Problem details: Gather up every line from the entries below that uses the word "bezrobocie".

Material shown:
## START

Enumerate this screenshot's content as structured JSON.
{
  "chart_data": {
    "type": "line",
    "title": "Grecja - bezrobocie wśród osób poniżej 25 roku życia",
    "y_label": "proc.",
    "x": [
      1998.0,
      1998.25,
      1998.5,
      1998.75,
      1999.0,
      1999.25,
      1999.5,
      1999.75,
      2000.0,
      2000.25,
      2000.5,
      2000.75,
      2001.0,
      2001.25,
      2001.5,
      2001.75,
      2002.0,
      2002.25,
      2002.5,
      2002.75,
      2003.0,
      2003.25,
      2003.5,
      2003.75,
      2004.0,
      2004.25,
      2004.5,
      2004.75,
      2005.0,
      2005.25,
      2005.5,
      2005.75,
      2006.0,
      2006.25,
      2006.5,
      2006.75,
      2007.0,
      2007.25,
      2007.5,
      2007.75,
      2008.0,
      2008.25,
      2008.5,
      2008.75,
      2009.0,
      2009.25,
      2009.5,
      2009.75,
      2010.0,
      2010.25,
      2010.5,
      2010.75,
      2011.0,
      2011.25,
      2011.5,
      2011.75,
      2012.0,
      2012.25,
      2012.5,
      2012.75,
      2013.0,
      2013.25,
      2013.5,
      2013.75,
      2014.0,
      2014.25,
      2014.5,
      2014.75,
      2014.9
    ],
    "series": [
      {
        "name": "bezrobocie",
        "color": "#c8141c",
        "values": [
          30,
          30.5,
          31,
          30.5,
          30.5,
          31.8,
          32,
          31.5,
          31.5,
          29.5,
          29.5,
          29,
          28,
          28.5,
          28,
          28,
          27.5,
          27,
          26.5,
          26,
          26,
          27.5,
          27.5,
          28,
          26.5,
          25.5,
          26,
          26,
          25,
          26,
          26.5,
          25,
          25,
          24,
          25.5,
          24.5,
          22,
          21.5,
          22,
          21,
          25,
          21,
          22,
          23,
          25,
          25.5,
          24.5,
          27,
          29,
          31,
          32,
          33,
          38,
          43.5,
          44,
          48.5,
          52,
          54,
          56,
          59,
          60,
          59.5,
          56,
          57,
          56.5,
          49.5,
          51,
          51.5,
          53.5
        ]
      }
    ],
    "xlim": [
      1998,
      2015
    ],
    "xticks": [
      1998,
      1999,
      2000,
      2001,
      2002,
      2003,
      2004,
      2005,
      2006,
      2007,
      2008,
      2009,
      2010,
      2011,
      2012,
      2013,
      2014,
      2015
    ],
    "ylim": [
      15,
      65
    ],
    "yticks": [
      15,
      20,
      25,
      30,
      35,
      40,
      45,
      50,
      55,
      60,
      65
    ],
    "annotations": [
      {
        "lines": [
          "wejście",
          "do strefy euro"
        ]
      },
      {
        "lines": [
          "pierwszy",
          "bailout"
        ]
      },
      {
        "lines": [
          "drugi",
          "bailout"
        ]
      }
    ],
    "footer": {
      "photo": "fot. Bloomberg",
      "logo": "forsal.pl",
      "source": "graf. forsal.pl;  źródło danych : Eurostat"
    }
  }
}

## END

Result:
    "title": "Grecja - bezrobocie wśród osób poniżej 25 roku życia",
        "name": "bezrobocie",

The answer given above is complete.